Task prompt:
Copy out, word for word, the records from the line that contains "sidebar-item-visuals[interactable]: Visuals: [15, 114, 168, 141]" through the line that contains "rarity-row: Gold: [446, 220, 654, 240]", including both of those lines.

>>>>>

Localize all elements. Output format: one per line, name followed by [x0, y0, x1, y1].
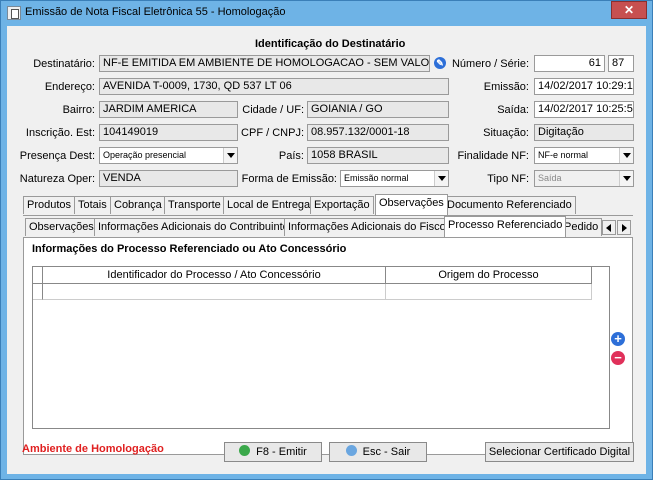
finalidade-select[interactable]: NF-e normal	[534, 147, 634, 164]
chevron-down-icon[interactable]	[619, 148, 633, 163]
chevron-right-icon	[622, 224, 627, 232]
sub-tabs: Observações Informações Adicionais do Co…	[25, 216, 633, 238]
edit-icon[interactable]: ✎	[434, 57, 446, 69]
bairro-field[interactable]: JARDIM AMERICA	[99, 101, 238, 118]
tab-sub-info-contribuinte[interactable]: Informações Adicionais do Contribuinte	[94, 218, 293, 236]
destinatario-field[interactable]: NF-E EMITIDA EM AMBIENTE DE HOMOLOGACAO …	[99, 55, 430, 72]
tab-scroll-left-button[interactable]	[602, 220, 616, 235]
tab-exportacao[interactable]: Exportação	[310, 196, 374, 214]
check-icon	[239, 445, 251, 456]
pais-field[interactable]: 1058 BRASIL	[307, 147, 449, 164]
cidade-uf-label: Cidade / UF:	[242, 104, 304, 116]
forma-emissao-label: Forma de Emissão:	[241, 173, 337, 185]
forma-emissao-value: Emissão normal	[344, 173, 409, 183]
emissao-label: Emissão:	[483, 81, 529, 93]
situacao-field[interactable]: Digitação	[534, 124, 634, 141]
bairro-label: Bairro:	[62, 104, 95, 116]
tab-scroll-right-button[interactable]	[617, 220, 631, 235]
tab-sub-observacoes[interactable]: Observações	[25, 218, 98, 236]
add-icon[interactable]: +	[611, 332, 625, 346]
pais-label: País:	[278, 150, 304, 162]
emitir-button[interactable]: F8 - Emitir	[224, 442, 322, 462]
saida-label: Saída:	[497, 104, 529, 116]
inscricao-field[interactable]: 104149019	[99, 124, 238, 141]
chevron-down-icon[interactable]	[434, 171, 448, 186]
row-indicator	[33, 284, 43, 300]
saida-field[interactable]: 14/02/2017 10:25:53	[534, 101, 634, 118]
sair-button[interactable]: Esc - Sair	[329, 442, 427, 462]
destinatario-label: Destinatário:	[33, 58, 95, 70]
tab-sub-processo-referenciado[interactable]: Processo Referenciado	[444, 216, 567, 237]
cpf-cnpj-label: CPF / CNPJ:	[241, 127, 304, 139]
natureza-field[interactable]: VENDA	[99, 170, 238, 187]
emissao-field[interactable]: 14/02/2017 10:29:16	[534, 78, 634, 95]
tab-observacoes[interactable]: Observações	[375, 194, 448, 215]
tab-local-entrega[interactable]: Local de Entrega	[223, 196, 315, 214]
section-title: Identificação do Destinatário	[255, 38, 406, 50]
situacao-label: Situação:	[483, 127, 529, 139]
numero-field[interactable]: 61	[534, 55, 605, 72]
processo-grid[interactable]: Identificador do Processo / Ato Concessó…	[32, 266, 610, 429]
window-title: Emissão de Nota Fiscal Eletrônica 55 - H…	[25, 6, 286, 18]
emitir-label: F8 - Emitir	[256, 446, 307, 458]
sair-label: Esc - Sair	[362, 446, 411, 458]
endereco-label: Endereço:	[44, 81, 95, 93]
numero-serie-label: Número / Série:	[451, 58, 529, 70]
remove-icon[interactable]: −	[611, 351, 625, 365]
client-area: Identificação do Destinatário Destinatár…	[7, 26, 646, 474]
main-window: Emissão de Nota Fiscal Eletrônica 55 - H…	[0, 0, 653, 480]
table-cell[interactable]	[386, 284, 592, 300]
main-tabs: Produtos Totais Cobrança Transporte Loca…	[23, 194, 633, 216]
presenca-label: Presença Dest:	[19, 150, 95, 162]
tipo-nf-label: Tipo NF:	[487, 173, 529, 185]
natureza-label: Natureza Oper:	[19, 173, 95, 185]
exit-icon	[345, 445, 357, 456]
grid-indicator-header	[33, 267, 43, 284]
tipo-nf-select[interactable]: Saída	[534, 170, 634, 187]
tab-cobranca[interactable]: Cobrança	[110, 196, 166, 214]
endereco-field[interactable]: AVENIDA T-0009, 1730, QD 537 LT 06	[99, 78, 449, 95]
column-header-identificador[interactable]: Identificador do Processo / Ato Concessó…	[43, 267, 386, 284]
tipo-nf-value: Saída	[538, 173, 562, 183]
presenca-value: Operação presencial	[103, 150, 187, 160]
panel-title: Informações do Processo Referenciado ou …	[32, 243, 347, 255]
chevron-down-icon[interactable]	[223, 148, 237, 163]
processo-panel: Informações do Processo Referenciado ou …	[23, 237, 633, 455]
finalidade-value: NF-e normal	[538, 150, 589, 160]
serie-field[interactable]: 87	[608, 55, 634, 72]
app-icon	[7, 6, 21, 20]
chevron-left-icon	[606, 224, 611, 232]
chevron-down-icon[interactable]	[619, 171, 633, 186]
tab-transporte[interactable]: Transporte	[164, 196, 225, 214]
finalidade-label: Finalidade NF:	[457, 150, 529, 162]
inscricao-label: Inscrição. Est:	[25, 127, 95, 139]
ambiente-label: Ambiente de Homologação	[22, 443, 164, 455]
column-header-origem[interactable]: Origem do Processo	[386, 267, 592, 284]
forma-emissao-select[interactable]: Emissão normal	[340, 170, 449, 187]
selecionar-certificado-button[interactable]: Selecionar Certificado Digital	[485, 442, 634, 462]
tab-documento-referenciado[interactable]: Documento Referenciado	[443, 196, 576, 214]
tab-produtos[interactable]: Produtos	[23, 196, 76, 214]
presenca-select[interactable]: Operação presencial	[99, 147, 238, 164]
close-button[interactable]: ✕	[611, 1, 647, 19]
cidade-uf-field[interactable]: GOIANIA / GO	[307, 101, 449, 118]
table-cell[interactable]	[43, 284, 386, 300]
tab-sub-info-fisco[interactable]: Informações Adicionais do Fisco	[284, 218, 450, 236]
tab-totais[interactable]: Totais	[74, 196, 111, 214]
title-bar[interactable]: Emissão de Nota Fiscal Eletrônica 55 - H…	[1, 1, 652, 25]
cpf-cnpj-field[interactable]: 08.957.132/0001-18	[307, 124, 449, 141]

<<<<<
>>>>>

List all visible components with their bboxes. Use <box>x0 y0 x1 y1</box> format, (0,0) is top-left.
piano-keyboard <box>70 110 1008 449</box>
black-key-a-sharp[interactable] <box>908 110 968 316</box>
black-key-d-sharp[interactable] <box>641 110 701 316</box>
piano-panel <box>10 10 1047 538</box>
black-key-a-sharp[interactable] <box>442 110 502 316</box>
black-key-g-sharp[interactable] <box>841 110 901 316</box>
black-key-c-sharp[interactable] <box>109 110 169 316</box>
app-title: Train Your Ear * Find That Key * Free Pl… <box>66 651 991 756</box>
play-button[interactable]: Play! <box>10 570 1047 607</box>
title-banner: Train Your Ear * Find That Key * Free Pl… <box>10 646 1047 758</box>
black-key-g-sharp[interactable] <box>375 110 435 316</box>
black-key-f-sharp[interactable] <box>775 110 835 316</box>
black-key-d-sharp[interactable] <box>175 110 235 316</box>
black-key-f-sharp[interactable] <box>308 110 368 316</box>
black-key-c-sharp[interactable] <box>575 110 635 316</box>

<<<<<
>>>>>

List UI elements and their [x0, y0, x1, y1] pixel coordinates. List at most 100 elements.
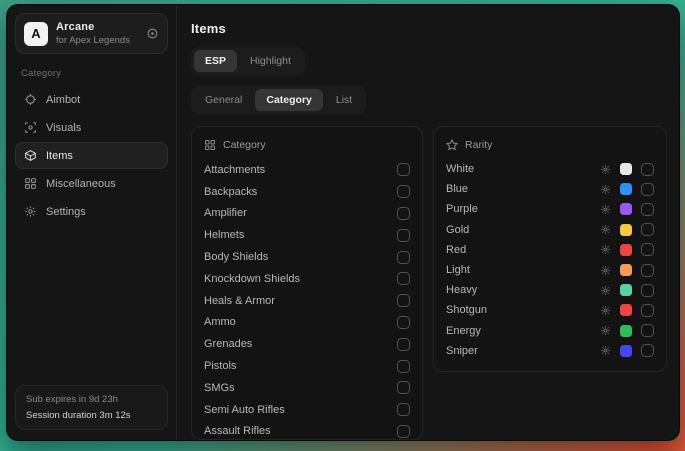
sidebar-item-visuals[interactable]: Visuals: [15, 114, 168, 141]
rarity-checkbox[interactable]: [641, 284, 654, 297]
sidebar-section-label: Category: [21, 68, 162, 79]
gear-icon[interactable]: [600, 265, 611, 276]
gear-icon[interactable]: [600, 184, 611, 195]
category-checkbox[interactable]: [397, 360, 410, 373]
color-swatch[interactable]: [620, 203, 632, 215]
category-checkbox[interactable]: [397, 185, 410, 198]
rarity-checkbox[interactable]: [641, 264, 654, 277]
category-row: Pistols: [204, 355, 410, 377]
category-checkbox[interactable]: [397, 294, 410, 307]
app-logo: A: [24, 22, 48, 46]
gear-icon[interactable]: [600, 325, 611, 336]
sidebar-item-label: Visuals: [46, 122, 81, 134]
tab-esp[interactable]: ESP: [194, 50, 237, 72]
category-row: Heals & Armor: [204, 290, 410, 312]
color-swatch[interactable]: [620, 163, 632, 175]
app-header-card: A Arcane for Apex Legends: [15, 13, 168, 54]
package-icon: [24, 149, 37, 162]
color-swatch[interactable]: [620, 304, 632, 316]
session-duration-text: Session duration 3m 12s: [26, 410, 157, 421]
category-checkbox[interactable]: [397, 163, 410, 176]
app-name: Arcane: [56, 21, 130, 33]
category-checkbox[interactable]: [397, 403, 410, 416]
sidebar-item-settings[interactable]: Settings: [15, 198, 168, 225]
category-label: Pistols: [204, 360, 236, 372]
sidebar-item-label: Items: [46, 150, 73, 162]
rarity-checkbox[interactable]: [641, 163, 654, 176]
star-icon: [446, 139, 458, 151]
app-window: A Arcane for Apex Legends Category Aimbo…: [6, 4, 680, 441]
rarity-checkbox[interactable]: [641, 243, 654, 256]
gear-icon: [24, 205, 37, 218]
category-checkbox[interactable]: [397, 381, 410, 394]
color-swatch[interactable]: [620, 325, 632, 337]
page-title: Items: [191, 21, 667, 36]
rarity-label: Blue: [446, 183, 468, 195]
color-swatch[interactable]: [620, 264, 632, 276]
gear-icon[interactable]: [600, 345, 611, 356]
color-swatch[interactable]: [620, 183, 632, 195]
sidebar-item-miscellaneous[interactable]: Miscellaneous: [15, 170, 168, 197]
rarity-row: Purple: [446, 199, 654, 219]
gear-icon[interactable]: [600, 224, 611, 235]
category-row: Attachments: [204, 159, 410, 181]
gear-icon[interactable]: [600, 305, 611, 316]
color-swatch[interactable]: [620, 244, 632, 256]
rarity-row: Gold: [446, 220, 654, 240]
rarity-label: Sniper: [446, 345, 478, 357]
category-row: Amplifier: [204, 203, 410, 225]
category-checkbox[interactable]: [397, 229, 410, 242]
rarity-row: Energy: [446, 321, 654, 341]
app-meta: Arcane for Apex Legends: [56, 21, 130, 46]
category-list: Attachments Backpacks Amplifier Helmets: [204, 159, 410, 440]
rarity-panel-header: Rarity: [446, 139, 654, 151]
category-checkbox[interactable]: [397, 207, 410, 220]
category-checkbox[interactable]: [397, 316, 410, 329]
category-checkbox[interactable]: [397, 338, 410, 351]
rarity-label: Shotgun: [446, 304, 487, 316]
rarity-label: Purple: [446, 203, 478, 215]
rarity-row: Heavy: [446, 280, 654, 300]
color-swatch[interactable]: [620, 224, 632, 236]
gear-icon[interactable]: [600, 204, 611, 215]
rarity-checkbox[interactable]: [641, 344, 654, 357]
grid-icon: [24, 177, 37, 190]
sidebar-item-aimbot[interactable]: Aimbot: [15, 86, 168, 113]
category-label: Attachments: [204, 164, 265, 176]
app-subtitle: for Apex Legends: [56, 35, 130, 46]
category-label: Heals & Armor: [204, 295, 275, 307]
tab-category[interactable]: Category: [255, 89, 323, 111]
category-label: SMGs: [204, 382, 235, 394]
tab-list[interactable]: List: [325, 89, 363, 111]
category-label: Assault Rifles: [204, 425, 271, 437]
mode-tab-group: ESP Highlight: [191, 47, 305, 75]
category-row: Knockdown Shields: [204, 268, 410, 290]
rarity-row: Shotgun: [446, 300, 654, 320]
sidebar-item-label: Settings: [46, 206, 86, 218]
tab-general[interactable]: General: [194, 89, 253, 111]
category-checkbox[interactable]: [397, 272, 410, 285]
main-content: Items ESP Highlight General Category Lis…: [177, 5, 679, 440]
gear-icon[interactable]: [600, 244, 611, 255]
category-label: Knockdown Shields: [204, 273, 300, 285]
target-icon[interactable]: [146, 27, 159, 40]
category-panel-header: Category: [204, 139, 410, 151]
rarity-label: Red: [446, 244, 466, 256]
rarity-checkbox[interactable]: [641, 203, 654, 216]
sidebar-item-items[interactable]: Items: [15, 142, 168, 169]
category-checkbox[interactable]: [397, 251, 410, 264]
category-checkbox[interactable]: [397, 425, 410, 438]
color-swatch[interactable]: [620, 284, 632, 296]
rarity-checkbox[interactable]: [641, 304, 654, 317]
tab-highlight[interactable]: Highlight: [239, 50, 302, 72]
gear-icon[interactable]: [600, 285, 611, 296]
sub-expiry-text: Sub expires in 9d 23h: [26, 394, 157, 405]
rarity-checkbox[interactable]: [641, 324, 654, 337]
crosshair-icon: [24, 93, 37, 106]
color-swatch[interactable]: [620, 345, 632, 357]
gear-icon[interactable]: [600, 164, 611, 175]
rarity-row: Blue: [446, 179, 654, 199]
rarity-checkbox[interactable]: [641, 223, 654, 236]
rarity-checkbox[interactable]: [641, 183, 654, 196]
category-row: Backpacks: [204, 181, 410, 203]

<<<<<

Result of the task:
sidebar-item-visuals[interactable]: Visuals: [15, 114, 168, 141]
rarity-checkbox[interactable]: [641, 284, 654, 297]
sidebar-section-label: Category: [21, 68, 162, 79]
gear-icon[interactable]: [600, 265, 611, 276]
gear-icon[interactable]: [600, 184, 611, 195]
category-checkbox[interactable]: [397, 360, 410, 373]
color-swatch[interactable]: [620, 203, 632, 215]
category-checkbox[interactable]: [397, 185, 410, 198]
rarity-checkbox[interactable]: [641, 264, 654, 277]
category-row: Pistols: [204, 355, 410, 377]
category-checkbox[interactable]: [397, 294, 410, 307]
app-logo: A: [24, 22, 48, 46]
gear-icon[interactable]: [600, 325, 611, 336]
sidebar-item-label: Visuals: [46, 122, 81, 134]
tab-esp[interactable]: ESP: [194, 50, 237, 72]
category-row: Heals & Armor: [204, 290, 410, 312]
color-swatch[interactable]: [620, 163, 632, 175]
app-header-card: A Arcane for Apex Legends: [15, 13, 168, 54]
package-icon: [24, 149, 37, 162]
color-swatch[interactable]: [620, 304, 632, 316]
session-duration-text: Session duration 3m 12s: [26, 410, 157, 421]
category-checkbox[interactable]: [397, 163, 410, 176]
app-name: Arcane: [56, 21, 130, 33]
category-checkbox[interactable]: [397, 403, 410, 416]
sidebar-item-settings[interactable]: Settings: [15, 198, 168, 225]
category-label: Pistols: [204, 360, 236, 372]
sidebar-item-label: Items: [46, 150, 73, 162]
rarity-checkbox[interactable]: [641, 163, 654, 176]
star-icon: [446, 139, 458, 151]
app-window: A Arcane for Apex Legends Category Aimbo…: [6, 4, 680, 441]
rarity-checkbox[interactable]: [641, 243, 654, 256]
gear-icon: [24, 205, 37, 218]
category-checkbox[interactable]: [397, 381, 410, 394]
color-swatch[interactable]: [620, 325, 632, 337]
page-title: Items: [191, 21, 667, 36]
rarity-label: Blue: [446, 183, 468, 195]
color-swatch[interactable]: [620, 264, 632, 276]
gear-icon[interactable]: [600, 345, 611, 356]
color-swatch[interactable]: [620, 183, 632, 195]
sidebar-item-miscellaneous[interactable]: Miscellaneous: [15, 170, 168, 197]
rarity-row: Purple: [446, 199, 654, 219]
gear-icon[interactable]: [600, 224, 611, 235]
category-row: Attachments: [204, 159, 410, 181]
gear-icon[interactable]: [600, 305, 611, 316]
color-swatch[interactable]: [620, 244, 632, 256]
rarity-row: Gold: [446, 220, 654, 240]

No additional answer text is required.